Goal of the exercise: Below are some records; reproduce every one of them exactly.

Collected data:
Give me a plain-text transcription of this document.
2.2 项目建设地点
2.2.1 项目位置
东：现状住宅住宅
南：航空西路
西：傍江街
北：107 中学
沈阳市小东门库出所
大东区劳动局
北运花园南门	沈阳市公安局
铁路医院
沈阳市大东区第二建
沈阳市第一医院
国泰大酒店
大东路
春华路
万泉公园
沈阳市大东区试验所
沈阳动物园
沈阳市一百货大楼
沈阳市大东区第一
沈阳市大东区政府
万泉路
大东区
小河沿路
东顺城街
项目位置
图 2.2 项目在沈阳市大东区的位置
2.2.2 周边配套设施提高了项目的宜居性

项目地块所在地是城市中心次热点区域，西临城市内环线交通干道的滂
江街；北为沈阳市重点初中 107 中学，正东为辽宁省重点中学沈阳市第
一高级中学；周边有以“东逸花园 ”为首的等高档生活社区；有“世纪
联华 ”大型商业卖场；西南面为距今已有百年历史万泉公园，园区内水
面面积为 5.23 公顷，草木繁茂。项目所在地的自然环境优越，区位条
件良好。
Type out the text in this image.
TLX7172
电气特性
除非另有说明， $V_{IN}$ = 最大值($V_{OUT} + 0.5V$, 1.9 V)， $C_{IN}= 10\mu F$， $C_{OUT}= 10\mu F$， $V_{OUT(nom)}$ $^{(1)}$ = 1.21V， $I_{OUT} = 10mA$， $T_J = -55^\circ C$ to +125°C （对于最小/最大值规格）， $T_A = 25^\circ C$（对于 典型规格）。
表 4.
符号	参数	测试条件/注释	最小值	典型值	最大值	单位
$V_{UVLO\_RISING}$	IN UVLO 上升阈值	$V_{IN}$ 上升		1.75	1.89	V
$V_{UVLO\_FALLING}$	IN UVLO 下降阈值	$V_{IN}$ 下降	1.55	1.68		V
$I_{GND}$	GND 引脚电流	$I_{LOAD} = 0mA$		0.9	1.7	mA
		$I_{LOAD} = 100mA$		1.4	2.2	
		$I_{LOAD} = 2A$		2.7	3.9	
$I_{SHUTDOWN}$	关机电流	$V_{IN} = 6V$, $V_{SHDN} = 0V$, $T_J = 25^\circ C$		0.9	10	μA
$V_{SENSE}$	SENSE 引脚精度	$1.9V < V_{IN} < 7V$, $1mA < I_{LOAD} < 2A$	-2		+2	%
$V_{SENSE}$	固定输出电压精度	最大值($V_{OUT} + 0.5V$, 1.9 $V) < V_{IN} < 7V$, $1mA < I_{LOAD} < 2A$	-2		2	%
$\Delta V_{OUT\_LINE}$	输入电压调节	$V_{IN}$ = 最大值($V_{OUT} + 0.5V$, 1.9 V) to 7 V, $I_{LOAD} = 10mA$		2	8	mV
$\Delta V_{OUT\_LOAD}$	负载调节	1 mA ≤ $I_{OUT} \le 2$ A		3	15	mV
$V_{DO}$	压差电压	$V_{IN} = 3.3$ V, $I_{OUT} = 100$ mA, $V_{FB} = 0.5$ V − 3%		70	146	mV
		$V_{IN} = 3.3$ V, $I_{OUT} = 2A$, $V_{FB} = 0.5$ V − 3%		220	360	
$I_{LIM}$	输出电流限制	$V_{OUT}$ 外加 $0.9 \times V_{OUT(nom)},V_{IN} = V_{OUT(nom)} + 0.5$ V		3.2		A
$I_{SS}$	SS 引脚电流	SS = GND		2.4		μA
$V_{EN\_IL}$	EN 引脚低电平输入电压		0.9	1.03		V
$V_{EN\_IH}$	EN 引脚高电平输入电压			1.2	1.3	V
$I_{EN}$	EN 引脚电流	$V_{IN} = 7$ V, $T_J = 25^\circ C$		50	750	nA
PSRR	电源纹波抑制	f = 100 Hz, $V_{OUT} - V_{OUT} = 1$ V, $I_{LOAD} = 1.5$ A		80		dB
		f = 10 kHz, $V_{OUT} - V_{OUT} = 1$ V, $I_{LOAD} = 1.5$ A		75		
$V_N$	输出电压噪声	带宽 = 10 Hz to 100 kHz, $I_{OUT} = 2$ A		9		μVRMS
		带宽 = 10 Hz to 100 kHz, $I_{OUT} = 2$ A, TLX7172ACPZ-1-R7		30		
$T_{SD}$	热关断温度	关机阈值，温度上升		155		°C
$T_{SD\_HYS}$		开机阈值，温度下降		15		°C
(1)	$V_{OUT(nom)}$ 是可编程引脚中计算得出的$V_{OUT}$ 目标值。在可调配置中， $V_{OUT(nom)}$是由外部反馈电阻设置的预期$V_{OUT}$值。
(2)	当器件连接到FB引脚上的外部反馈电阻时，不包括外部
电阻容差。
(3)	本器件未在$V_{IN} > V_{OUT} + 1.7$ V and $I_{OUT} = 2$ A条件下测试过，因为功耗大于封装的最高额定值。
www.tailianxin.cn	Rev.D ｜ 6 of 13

Completed task:
Give me a plain-text transcription of this document.
2.2 项目建设地点
2.2.1 项目位置
东：现状住宅住宅
南：航空西路
西：傍江街
北：107 中学
沈阳市小东门库出所
大东区劳动局
北运花园南门	沈阳市公安局
铁路医院
沈阳市大东区第二建
沈阳市第一医院
国泰大酒店
大东路
春华路
万泉公园
沈阳市大东区试验所
沈阳动物园
沈阳市一百货大楼
沈阳市大东区第一
沈阳市大东区政府
万泉路
大东区
小河沿路
东顺城街
项目位置
图 2.2 项目在沈阳市大东区的位置
2.2.2 周边配套设施提高了项目的宜居性

项目地块所在地是城市中心次热点区域，西临城市内环线交通干道的滂
江街；北为沈阳市重点初中 107 中学，正东为辽宁省重点中学沈阳市第
一高级中学；周边有以“东逸花园 ”为首的等高档生活社区；有“世纪
联华 ”大型商业卖场；西南面为距今已有百年历史万泉公园，园区内水
面面积为 5.23 公顷，草木繁茂。项目所在地的自然环境优越，区位条
件良好。
Type out the text in this image.
TLX7172
电气特性
除非另有说明， $V_{IN}$ = 最大值($V_{OUT} + 0.5V$, 1.9 V)， $C_{IN}= 10\mu F$， $C_{OUT}= 10\mu F$， $V_{OUT(nom)}$ $^{(1)}$ = 1.21V， $I_{OUT} = 10mA$， $T_J = -55^\circ C$ to +125°C （对于最小/最大值规格）， $T_A = 25^\circ C$（对于 典型规格）。
表 4.
符号	参数	测试条件/注释	最小值	典型值	最大值	单位
$V_{UVLO\_RISING}$	IN UVLO 上升阈值	$V_{IN}$ 上升		1.75	1.89	V
$V_{UVLO\_FALLING}$	IN UVLO 下降阈值	$V_{IN}$ 下降	1.55	1.68		V
$I_{GND}$	GND 引脚电流	$I_{LOAD} = 0mA$		0.9	1.7	mA
		$I_{LOAD} = 100mA$		1.4	2.2	
		$I_{LOAD} = 2A$		2.7	3.9	
$I_{SHUTDOWN}$	关机电流	$V_{IN} = 6V$, $V_{SHDN} = 0V$, $T_J = 25^\circ C$		0.9	10	μA
$V_{SENSE}$	SENSE 引脚精度	$1.9V < V_{IN} < 7V$, $1mA < I_{LOAD} < 2A$	-2		+2	%
$V_{SENSE}$	固定输出电压精度	最大值($V_{OUT} + 0.5V$, 1.9 $V) < V_{IN} < 7V$, $1mA < I_{LOAD} < 2A$	-2		2	%
$\Delta V_{OUT\_LINE}$	输入电压调节	$V_{IN}$ = 最大值($V_{OUT} + 0.5V$, 1.9 V) to 7 V, $I_{LOAD} = 10mA$		2	8	mV
$\Delta V_{OUT\_LOAD}$	负载调节	1 mA ≤ $I_{OUT} \le 2$ A		3	15	mV
$V_{DO}$	压差电压	$V_{IN} = 3.3$ V, $I_{OUT} = 100$ mA, $V_{FB} = 0.5$ V − 3%		70	146	mV
		$V_{IN} = 3.3$ V, $I_{OUT} = 2A$, $V_{FB} = 0.5$ V − 3%		220	360	
$I_{LIM}$	输出电流限制	$V_{OUT}$ 外加 $0.9 \times V_{OUT(nom)},V_{IN} = V_{OUT(nom)} + 0.5$ V		3.2		A
$I_{SS}$	SS 引脚电流	SS = GND		2.4		μA
$V_{EN\_IL}$	EN 引脚低电平输入电压		0.9	1.03		V
$V_{EN\_IH}$	EN 引脚高电平输入电压			1.2	1.3	V
$I_{EN}$	EN 引脚电流	$V_{IN} = 7$ V, $T_J = 25^\circ C$		50	750	nA
PSRR	电源纹波抑制	f = 100 Hz, $V_{OUT} - V_{OUT} = 1$ V, $I_{LOAD} = 1.5$ A		80		dB
		f = 10 kHz, $V_{OUT} - V_{OUT} = 1$ V, $I_{LOAD} = 1.5$ A		75		
$V_N$	输出电压噪声	带宽 = 10 Hz to 100 kHz, $I_{OUT} = 2$ A		9		μVRMS
		带宽 = 10 Hz to 100 kHz, $I_{OUT} = 2$ A, TLX7172ACPZ-1-R7		30		
$T_{SD}$	热关断温度	关机阈值，温度上升		155		°C
$T_{SD\_HYS}$		开机阈值，温度下降		15		°C
(1)	$V_{OUT(nom)}$ 是可编程引脚中计算得出的$V_{OUT}$ 目标值。在可调配置中， $V_{OUT(nom)}$是由外部反馈电阻设置的预期$V_{OUT}$值。
(2)	当器件连接到FB引脚上的外部反馈电阻时，不包括外部
电阻容差。
(3)	本器件未在$V_{IN} > V_{OUT} + 1.7$ V and $I_{OUT} = 2$ A条件下测试过，因为功耗大于封装的最高额定值。
www.tailianxin.cn	Rev.D ｜ 6 of 13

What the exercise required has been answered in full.